*** Text passage ***

Last July I met my boyfriend while we were both working in China. He is American, I am English. We now are in a long distance relationship. He just visited me for 10 days and left yesterday. I do not know what to do next.
During each of our visits, we have great happiness and our communication has really grown, but at times he grows very quiet. He says he feels sad, that he has doubts. Yet whenever I suggest perhaps the distance makes our relationship too difficult, he says he loves me and wants to make it work, he just doesn't know how.
He asked me to marry him soon after we met, but then said it was too soon. I know he brought an engagement ring with him on this trip, but he did not ask me to be with him and instead said he was sad and we needed to break up. Then he changed his mind the next day.
He is very loving towards me - the most gentle, kind, humanitarian man - and I adore him. Yet I have put my life on hold for him, taking time out of my doctoral studies and not taking promising jobs, because we had talked about us marrying and me moving to America to be with him. I don't know whether to break it off - if he isn't sure now when will he be? Should I be making my life plans without him, or just wait?
I am so sad and confused - I'd value your advice.
Long distance love
Dear long distance love,
I had a similar experience when I was in college and I laughed about it. I told him that it would take me three more years to finish my studies and he said he would wait because I was the one for him. At the end of the three years we were married. During that time I would see him about once a month. We were in the same country but far apart.
If this young man really is in love with you and is planning to marry you, you should discuss it openly between you. If he hesitates, he either does not want to lose you or is still out on a limb and you should not wait for him. He has to grow up.
Marriage to me is a life long commitment. Moving to the states is not a big deal. I moved to NY after we were married, I met new friends and I was with my loving husband and friend. But you must be sure. I think the fact that he crossed the ocean to see you means he was trying to make up his mind and you should do that too -- see other young men to compare him.
Best of good luck.
I'm glad to hear you are feeling better and back in the business of helping people. Now I could use some help!
My parents were divorced when I was six-years-old. I've always had a great relationship with both of them. My mom remarried shortly after I graduated high school. I love my step-father and think he and my mother make a wonderful couple.
My father remarried two years ago, but unfortunately I didn't really like his new choice. I felt she was very manipulative and did not treat my father with respect. I held my tongue at the time, as I figured there must be *something* about her that makes my father happy. Plus, it is he who has to live with her, not me. I live far enough away that visits are few and far between anyway.
It's now two years later, and my opinion of this woman has only gotten worse. My wife feels the exact same way as I do . I get physically stressed and am disgusted to be around her. I honestly can't find a single nice thing to say about her.

*** Given information ***

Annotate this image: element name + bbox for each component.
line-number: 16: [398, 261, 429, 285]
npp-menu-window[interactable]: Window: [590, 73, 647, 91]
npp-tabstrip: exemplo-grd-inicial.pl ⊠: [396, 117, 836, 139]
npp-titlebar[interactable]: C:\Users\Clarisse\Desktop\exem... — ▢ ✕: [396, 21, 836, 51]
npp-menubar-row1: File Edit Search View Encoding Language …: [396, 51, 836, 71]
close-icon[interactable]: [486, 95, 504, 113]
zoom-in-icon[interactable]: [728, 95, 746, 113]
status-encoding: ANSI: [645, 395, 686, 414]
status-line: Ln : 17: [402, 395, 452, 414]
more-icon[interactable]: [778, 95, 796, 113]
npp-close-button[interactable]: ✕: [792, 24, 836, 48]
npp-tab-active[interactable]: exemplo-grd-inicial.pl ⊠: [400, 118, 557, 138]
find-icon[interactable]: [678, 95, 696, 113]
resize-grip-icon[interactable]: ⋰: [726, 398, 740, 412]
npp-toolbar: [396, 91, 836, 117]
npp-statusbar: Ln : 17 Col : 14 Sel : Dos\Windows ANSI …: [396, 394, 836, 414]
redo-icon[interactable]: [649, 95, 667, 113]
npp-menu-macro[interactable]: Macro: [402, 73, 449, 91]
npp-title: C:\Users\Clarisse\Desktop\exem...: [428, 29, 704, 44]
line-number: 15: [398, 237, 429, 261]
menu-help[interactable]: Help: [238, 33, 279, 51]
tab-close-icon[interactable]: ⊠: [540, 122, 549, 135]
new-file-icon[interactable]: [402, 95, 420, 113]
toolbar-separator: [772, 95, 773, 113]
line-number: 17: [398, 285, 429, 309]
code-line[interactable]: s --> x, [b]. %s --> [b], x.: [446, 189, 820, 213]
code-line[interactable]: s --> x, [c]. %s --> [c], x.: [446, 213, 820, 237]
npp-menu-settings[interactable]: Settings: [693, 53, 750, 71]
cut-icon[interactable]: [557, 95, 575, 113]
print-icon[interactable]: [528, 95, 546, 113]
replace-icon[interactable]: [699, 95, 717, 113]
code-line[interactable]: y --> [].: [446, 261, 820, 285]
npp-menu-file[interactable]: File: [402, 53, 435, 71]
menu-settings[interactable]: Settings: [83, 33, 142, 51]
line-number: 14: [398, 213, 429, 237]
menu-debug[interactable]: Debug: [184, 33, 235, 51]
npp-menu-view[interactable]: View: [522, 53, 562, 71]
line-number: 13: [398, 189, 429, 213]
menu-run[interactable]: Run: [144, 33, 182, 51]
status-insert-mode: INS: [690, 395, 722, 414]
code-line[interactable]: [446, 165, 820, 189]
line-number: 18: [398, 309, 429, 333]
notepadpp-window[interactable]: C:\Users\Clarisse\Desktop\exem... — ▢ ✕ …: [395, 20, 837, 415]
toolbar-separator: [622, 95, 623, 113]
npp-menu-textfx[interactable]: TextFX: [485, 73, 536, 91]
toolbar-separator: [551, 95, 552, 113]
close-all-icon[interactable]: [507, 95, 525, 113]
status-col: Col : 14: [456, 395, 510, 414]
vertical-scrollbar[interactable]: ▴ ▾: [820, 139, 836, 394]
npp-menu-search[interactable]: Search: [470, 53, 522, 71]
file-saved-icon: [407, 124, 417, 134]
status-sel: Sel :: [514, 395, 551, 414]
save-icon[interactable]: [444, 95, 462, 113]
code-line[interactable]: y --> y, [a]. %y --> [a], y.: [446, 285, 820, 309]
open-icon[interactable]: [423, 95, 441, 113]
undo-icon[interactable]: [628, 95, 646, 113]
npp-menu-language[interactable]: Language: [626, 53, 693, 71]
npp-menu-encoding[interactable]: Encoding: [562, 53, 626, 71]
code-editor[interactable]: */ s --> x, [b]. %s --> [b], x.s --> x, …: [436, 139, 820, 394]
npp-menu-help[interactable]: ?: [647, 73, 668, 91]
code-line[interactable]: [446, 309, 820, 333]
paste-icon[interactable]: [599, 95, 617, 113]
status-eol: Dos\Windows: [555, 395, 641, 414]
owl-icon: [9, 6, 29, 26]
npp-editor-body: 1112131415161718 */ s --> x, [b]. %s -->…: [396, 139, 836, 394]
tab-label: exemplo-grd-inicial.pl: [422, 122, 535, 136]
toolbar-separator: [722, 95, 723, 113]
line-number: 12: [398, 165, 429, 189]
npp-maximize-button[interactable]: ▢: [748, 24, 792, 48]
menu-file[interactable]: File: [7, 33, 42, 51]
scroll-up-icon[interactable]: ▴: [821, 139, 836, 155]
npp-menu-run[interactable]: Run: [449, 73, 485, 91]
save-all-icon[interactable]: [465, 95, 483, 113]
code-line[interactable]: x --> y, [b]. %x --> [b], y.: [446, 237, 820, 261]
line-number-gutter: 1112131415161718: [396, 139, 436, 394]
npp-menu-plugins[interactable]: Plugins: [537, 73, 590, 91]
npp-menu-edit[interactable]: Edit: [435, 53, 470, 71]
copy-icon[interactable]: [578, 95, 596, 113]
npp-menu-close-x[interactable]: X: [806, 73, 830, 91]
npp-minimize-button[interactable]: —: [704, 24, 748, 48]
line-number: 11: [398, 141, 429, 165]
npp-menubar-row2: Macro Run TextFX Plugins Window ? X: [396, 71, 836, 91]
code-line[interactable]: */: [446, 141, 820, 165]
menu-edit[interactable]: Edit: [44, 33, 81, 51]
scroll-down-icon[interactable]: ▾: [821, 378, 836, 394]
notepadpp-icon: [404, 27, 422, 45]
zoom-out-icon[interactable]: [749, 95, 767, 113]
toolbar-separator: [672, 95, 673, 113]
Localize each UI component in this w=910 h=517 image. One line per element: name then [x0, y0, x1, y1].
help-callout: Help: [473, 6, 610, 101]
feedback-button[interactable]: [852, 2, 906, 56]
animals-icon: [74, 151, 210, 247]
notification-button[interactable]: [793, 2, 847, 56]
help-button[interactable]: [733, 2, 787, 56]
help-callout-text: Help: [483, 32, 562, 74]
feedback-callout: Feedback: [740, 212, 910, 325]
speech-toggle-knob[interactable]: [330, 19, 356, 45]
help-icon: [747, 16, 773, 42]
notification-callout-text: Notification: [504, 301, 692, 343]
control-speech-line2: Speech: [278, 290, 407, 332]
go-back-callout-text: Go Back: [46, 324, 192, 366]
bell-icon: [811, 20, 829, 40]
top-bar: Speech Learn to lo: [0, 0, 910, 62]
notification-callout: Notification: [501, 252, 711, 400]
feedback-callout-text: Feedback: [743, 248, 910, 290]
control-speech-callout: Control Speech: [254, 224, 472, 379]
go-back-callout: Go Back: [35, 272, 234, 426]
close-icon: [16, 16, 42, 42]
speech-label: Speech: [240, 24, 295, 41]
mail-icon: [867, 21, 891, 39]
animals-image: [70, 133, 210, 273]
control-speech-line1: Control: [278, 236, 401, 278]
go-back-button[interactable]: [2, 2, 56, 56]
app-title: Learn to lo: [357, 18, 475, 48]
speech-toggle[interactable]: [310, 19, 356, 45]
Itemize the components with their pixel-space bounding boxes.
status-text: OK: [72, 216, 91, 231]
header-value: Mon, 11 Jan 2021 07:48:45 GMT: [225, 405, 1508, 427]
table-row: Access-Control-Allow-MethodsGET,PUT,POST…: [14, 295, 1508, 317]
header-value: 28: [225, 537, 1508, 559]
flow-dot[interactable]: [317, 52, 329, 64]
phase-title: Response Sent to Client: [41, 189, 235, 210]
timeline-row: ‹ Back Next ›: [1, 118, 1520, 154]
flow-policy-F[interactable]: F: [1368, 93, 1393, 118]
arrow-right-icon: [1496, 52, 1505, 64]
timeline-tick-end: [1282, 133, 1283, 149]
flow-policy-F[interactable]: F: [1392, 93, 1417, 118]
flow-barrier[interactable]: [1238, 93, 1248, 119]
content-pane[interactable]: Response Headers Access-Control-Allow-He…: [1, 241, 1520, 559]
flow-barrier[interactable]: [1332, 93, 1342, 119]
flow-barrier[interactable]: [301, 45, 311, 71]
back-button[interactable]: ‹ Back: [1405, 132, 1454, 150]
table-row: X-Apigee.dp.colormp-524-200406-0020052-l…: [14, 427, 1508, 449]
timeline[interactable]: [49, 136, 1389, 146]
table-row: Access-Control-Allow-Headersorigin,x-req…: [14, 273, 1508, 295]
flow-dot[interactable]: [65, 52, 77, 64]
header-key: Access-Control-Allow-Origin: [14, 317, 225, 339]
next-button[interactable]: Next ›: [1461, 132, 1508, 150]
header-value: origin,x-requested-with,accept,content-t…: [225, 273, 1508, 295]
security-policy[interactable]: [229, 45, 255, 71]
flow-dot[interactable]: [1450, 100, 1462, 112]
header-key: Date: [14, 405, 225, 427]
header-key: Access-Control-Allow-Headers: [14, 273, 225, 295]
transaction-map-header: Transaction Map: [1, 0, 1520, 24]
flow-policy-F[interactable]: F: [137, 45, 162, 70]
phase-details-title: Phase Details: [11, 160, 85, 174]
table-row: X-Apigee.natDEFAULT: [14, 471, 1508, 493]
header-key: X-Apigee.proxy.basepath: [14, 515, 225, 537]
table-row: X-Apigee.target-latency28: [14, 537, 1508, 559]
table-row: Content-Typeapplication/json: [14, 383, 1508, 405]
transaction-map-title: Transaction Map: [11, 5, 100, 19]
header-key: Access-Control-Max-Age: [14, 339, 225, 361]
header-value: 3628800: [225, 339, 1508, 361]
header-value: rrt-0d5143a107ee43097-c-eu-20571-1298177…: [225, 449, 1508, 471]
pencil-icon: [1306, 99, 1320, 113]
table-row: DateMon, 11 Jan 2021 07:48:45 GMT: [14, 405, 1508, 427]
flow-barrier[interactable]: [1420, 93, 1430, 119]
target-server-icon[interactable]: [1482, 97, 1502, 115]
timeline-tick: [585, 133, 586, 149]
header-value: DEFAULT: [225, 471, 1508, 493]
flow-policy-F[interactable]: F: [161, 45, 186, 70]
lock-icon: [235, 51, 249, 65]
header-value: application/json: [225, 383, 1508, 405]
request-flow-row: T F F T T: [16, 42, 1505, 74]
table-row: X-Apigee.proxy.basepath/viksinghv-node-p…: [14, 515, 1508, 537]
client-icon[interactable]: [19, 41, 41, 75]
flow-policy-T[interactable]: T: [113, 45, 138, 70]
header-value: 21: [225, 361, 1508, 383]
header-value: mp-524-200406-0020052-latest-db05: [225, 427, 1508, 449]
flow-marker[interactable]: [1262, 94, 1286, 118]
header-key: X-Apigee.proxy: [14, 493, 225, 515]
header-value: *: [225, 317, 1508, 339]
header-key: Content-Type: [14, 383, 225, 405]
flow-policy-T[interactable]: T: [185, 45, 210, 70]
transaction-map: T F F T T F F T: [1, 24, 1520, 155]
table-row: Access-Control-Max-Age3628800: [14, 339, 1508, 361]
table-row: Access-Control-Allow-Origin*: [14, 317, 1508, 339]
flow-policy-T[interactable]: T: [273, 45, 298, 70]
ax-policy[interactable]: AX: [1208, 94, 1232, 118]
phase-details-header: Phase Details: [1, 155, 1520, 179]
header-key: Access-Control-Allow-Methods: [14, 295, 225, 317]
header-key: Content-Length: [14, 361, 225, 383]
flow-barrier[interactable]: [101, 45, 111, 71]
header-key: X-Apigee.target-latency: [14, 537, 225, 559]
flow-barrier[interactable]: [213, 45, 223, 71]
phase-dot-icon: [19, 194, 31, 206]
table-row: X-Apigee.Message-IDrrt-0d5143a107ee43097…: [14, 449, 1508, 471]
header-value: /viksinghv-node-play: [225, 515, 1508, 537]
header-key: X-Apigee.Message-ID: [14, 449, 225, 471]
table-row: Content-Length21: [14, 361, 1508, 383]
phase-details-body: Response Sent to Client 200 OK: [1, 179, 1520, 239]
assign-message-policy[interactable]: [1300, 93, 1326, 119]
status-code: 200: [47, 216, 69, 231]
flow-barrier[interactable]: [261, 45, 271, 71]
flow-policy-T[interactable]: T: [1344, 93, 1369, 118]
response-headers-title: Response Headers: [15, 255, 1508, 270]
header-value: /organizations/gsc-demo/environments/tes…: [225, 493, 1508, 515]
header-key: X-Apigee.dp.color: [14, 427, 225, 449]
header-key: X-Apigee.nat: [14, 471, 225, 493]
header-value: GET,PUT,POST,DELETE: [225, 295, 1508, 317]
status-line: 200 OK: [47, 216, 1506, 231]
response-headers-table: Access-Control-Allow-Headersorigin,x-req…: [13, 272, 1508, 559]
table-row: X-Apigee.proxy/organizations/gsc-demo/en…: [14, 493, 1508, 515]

***

Set tasks >>
[A] In the advice column, how long did the boyfriend's latest visit last?
[B] Translate this sentence from the advice column into Spanish: "Marriage to me is a life long commitment."
[C] Pick up the advice column at the point where it stops.

Answers for the tasks >>
[A] Ten days.

[B] Para mí, el matrimonio es un compromiso para toda la vida.

[C]
Now it gets complicated. My wife and I are expecting our first child this year. As you can imagine my father is ecstatic, and he can't wait to play with his soon-to-be grandchild. I know he will be an equally wonderful grandparent and I would love for him to be involved in my child's life. However, I think that I will be less willing to invite him now since it would involve bringing his wife. I would never shut him out completely, but there would definitely be less visits.
Is there any way that I can tactfully ask my father to come alone when he visits? I so much want to tell him how I feel about his wife, but I know it would hurt him. However, I know it would hurt him even more if he ever felt that he was being left out of his grandchild's life. Help me Bubby, what can I possibly do?
The Bad Son?
Dear Bad Son,
No, you are not a bad son by telling me you don't like your father's new wife.
I think when the new baby arrives and it is a girl, you can tell your father that he can come see her when he has the time and you think it best he come alone because if his new wife came it might not be wise to have his former wife and his new wife together.
I remember going to a wedding once and the father of the bride brought his new wife along and ignored his first wife. She was very upset and all the guests were watching the two women if anything was going to happen. The first wife was not told in advance which was very bad.
I think you should discuss this with your Mother. She may not care or if she does care you should tell your father it would be best if he came alone. The best policy is to be honest up front. And then again, after so many years your mother may not care. She is very happy with her second marriage and your father will be like a stranger to her.
Don't let it be a surprise -- that would be the worst. Be honest with both your parents.
Good luck and much happiness to you and your wife with this new blessing.
My daughter asked me to find a recipe for hamentachen filled with chocolate. She doesn't like the normal hamentachen fillings (jams, etc.) and would like to bake some goodies for the holidays.
Do you have a recipe?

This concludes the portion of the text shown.